Task objective: Return the number of lines holding "dotyczy", with nothing added.
------ Supplied data
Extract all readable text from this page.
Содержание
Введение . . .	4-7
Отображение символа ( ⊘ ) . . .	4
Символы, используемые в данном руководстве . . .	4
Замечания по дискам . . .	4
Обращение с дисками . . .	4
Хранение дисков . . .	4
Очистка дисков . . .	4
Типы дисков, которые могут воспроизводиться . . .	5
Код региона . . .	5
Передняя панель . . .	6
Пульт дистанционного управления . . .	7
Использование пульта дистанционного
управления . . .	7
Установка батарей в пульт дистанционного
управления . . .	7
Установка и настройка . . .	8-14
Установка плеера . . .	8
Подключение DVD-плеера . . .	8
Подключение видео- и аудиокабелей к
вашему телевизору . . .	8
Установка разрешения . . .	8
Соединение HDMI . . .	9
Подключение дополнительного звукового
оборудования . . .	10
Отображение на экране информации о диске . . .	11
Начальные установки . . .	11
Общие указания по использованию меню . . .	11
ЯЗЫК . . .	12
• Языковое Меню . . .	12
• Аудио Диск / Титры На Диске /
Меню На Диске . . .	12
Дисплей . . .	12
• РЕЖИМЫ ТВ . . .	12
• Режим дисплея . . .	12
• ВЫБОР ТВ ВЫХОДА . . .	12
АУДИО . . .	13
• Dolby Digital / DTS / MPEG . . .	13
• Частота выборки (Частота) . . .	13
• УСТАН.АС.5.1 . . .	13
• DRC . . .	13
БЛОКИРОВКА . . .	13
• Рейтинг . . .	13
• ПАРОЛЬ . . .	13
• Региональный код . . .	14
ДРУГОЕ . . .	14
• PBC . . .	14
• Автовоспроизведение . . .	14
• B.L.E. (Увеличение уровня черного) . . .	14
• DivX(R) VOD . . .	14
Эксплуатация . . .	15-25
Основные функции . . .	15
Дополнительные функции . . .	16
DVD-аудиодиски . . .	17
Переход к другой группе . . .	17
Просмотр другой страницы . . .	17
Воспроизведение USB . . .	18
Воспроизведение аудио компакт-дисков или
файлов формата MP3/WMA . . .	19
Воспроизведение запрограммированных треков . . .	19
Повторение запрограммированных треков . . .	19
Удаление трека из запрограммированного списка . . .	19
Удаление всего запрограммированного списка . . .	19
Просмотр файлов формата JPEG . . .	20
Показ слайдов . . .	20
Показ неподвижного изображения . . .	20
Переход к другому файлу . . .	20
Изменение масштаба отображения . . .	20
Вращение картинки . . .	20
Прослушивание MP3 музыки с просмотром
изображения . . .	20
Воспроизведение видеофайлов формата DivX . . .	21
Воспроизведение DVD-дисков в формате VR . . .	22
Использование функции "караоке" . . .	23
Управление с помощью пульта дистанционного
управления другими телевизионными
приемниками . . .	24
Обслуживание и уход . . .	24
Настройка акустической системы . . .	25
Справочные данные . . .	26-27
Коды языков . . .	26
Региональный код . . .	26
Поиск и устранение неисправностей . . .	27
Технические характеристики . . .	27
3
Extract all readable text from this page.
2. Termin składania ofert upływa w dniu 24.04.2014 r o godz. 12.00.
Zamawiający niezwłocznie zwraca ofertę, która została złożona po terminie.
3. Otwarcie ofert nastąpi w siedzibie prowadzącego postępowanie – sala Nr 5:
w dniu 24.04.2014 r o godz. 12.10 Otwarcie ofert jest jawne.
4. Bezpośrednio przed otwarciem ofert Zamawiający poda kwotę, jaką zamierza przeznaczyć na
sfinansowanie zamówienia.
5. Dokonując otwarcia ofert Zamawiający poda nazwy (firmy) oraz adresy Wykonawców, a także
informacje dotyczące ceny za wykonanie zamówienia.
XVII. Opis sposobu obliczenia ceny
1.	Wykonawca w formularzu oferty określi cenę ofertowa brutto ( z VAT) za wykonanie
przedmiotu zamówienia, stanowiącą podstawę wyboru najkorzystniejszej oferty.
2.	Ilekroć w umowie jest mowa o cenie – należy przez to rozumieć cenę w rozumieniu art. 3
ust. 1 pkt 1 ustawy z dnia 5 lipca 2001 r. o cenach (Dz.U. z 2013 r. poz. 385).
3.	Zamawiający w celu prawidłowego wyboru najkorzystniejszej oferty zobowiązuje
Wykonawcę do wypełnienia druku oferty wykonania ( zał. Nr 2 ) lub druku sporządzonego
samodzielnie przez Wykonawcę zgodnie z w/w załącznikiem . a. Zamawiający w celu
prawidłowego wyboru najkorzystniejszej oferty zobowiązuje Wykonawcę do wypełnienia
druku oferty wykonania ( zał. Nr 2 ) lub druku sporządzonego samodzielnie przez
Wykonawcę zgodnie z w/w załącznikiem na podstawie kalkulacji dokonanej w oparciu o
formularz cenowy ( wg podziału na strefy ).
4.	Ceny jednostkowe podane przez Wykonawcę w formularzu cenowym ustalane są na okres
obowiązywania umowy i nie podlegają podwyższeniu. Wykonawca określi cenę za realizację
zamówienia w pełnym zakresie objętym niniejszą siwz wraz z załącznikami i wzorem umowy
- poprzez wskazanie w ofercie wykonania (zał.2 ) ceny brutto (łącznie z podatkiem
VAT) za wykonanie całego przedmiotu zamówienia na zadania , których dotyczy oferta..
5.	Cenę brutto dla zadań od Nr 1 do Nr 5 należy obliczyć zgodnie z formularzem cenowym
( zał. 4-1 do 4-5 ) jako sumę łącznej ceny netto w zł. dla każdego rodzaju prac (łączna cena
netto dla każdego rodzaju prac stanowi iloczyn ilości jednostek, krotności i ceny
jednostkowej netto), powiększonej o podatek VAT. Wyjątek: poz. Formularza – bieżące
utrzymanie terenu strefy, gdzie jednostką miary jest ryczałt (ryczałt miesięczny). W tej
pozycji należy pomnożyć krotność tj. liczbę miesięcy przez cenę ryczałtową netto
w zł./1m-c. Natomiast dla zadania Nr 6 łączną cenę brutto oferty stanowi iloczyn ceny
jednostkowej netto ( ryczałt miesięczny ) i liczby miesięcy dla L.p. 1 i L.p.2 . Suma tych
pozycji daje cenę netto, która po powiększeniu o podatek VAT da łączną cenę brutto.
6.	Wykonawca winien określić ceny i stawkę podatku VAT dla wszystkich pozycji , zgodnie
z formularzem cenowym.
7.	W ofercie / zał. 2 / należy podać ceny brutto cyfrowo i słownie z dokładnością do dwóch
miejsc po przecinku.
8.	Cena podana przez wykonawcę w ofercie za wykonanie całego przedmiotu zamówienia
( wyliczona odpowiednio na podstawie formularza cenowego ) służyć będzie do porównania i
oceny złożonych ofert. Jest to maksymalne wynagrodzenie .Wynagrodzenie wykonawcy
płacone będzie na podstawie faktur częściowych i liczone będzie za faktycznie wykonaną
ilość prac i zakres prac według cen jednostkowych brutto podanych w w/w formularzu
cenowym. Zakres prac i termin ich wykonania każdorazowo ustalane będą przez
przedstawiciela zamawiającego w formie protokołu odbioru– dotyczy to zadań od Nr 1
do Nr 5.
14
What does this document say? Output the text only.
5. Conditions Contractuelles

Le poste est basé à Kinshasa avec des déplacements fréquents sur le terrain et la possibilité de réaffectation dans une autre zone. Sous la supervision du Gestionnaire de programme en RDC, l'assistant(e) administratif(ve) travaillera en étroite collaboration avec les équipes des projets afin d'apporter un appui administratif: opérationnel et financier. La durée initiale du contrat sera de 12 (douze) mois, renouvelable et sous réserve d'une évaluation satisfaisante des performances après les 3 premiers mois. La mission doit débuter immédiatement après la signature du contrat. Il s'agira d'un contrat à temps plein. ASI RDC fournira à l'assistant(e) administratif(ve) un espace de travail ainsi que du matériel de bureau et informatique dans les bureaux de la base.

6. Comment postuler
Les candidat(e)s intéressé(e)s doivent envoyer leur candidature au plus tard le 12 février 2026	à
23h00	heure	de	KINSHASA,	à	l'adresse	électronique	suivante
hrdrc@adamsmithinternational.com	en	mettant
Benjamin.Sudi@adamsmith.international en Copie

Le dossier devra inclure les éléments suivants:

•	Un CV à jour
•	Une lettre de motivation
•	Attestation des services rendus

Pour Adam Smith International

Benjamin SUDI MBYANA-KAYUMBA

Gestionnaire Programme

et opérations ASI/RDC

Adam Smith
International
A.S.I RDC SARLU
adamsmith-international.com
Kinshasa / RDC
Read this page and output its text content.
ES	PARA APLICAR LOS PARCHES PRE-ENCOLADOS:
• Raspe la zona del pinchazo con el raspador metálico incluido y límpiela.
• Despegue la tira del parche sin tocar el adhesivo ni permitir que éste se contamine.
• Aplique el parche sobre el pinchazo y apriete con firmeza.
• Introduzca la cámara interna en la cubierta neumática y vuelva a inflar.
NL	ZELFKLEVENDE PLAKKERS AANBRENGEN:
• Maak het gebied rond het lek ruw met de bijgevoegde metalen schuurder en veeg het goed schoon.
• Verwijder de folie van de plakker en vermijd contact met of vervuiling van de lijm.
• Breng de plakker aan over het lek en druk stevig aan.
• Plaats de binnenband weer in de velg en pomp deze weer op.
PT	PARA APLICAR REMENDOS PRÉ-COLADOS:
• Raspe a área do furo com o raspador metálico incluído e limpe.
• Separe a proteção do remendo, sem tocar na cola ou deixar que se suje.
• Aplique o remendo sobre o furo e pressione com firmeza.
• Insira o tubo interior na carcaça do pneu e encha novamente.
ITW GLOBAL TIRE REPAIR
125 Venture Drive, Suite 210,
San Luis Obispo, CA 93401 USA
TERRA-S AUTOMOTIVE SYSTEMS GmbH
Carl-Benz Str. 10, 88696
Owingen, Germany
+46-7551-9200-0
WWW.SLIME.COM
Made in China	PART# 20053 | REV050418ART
------------
Result of this task: 2